**EXERCISE INSTRUCTIONS**
Identify, in the records below, every line where the string "with" appears, and copy each such line.

**DATASET EXCERPTS**
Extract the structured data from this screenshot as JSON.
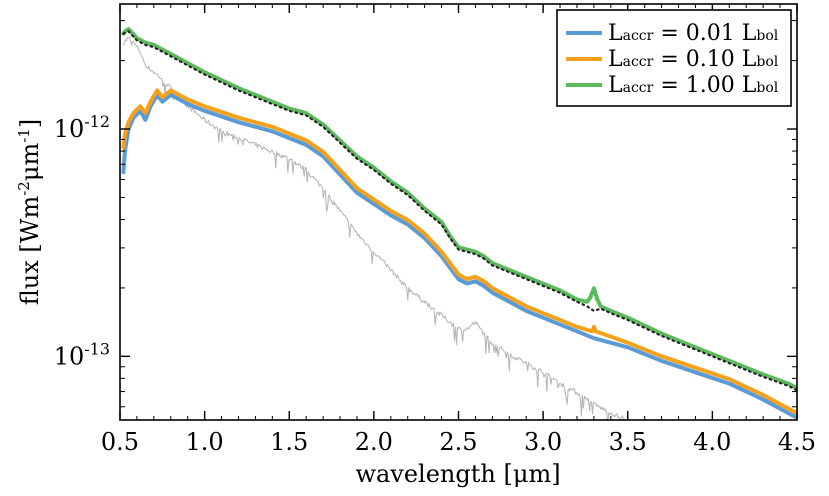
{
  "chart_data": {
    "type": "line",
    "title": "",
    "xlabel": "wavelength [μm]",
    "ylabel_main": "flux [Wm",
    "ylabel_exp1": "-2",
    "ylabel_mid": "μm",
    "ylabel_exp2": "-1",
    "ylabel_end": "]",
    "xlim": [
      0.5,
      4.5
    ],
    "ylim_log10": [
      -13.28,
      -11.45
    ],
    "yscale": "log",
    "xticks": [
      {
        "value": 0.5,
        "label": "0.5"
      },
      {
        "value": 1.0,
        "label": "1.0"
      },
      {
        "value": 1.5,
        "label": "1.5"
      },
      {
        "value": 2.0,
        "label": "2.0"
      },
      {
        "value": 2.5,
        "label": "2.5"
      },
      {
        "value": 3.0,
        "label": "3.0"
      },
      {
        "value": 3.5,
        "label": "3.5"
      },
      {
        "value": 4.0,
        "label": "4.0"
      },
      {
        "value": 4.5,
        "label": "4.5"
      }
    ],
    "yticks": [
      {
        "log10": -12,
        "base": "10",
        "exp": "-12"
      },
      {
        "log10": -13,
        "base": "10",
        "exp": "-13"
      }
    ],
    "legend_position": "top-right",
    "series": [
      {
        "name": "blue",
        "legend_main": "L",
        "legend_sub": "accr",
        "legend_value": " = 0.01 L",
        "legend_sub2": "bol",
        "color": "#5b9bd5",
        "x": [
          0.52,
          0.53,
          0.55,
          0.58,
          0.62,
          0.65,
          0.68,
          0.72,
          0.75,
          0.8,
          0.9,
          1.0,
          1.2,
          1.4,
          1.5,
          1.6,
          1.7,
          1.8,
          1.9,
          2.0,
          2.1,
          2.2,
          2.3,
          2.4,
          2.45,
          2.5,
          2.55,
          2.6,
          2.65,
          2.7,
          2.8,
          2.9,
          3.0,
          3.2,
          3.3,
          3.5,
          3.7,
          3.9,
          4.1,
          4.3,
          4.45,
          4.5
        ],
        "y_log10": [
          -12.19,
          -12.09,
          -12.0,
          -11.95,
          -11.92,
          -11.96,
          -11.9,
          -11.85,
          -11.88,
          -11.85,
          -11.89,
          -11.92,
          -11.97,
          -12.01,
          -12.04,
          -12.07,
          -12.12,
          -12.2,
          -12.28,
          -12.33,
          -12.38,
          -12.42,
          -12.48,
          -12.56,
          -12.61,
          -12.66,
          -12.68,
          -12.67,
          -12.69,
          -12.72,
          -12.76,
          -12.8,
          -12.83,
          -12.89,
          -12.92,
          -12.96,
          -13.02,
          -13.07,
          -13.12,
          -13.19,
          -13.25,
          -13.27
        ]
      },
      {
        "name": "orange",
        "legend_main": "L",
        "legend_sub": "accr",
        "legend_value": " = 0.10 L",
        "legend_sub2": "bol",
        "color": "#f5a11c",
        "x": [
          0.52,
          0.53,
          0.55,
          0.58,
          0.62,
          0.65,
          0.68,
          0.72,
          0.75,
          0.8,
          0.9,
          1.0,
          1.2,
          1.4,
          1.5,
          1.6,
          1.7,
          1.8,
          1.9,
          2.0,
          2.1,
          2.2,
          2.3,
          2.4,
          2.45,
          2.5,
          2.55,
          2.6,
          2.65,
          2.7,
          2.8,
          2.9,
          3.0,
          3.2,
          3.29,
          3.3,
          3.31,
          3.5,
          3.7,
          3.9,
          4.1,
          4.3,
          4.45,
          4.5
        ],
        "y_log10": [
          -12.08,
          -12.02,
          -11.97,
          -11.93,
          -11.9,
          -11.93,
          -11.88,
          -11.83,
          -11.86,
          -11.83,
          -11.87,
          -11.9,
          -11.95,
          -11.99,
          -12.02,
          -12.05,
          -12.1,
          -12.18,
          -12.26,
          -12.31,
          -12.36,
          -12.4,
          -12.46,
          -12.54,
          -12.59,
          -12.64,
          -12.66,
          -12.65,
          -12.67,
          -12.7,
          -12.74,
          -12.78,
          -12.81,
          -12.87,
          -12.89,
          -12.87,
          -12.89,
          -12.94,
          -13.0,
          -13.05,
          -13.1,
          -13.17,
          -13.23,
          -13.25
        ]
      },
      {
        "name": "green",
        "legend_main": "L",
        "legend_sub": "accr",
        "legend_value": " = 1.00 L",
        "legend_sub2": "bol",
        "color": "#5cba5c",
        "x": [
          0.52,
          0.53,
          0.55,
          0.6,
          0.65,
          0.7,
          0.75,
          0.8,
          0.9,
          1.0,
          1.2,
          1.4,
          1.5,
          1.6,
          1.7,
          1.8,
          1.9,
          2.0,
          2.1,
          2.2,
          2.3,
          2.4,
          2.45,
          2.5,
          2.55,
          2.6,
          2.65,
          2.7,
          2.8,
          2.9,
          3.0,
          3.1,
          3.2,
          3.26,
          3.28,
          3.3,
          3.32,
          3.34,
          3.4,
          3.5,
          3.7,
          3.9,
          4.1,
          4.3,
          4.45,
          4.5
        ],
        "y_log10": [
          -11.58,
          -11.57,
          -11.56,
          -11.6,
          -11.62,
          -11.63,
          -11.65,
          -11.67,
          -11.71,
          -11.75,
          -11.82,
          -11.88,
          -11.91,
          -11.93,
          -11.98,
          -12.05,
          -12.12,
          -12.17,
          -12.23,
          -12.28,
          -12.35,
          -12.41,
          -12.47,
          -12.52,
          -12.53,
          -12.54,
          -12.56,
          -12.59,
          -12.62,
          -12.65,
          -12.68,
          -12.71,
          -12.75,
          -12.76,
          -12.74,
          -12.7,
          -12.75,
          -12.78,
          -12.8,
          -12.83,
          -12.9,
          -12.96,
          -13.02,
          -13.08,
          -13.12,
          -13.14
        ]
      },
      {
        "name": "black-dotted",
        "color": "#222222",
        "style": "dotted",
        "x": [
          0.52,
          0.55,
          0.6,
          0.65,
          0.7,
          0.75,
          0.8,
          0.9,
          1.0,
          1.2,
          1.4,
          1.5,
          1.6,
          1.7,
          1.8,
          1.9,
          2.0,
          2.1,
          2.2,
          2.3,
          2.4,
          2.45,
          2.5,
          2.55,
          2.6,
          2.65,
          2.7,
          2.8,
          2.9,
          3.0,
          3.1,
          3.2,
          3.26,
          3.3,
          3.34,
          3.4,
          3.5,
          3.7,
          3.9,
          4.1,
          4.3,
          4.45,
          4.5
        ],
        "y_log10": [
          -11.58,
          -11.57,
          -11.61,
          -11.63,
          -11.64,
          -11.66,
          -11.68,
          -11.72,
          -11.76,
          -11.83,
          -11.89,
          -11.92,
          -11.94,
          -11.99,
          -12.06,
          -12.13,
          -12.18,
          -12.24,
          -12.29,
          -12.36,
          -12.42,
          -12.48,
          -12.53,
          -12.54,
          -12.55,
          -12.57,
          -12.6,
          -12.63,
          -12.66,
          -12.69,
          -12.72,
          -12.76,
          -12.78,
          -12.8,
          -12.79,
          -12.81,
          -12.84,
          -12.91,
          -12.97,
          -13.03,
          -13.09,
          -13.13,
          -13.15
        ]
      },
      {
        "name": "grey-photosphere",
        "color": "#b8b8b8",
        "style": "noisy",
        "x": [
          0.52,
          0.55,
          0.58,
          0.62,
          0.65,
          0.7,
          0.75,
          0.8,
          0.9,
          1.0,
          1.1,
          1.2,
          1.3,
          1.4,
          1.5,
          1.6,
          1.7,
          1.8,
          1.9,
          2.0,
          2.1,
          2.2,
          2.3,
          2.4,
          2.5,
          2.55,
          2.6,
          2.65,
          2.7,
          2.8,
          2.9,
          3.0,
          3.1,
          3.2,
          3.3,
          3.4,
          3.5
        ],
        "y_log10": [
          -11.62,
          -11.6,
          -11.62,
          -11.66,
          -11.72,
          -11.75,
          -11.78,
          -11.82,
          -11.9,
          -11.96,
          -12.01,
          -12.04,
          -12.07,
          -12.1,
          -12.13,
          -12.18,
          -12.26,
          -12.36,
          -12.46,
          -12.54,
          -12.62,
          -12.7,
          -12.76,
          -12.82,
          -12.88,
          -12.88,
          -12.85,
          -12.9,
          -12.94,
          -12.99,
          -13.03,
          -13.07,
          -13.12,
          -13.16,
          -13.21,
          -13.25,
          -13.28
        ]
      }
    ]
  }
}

...

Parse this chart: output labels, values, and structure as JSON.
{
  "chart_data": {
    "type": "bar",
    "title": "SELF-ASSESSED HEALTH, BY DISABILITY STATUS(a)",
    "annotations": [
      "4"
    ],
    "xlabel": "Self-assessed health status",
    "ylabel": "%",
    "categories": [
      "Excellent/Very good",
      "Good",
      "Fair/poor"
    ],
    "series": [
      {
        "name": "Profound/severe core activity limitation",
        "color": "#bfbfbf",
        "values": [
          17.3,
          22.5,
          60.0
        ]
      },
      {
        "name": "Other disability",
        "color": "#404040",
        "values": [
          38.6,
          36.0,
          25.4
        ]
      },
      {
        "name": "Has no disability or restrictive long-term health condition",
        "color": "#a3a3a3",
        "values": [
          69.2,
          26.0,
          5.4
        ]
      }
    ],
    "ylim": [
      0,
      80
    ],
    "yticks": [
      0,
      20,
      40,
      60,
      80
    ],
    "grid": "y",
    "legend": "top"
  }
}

==

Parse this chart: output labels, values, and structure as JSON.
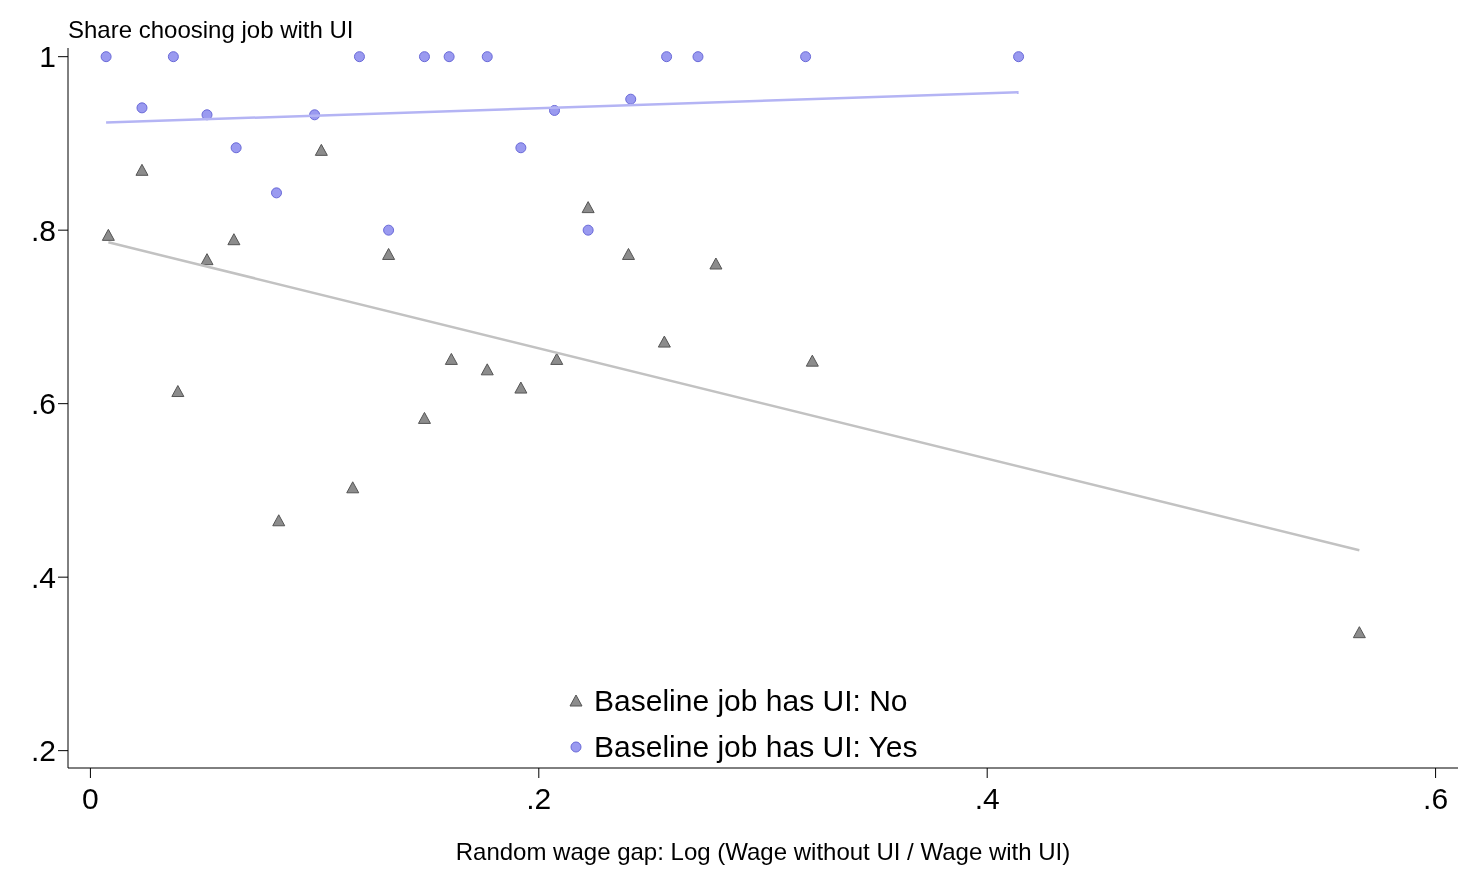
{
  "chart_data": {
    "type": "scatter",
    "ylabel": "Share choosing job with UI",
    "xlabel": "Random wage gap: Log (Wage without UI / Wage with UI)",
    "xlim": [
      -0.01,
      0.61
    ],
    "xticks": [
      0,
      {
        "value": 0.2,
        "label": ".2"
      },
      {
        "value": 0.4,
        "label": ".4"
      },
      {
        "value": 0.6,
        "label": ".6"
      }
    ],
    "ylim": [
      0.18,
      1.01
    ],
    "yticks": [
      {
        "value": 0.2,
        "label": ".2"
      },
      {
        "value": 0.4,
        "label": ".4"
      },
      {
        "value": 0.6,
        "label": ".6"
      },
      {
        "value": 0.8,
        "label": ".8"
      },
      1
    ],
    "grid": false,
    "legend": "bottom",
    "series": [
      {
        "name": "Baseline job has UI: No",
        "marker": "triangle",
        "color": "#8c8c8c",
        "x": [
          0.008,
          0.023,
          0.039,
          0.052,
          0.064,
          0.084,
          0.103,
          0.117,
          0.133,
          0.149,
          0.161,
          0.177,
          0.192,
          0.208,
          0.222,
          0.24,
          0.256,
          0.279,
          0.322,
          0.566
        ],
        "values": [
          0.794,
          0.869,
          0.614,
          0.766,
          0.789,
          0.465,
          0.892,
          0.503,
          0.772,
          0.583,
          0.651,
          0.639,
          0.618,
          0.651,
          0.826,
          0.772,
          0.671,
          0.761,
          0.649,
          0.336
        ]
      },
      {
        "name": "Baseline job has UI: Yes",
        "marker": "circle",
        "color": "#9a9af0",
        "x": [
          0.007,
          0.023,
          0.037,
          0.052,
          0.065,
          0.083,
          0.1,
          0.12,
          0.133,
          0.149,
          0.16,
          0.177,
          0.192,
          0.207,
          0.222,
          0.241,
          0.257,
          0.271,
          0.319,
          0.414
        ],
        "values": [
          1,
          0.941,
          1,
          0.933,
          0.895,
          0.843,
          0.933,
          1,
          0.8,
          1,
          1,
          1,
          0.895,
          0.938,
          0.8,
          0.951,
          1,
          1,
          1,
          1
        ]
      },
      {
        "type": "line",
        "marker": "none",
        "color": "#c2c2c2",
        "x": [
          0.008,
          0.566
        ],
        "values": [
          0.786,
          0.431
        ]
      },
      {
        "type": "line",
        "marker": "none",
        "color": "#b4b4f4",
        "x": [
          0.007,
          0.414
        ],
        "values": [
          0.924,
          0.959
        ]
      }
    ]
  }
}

**WORKED ANSWER**
    "ylabel": "Share choosing job with UI",
    "xlabel": "Random wage gap: Log (Wage without UI / Wage with UI)",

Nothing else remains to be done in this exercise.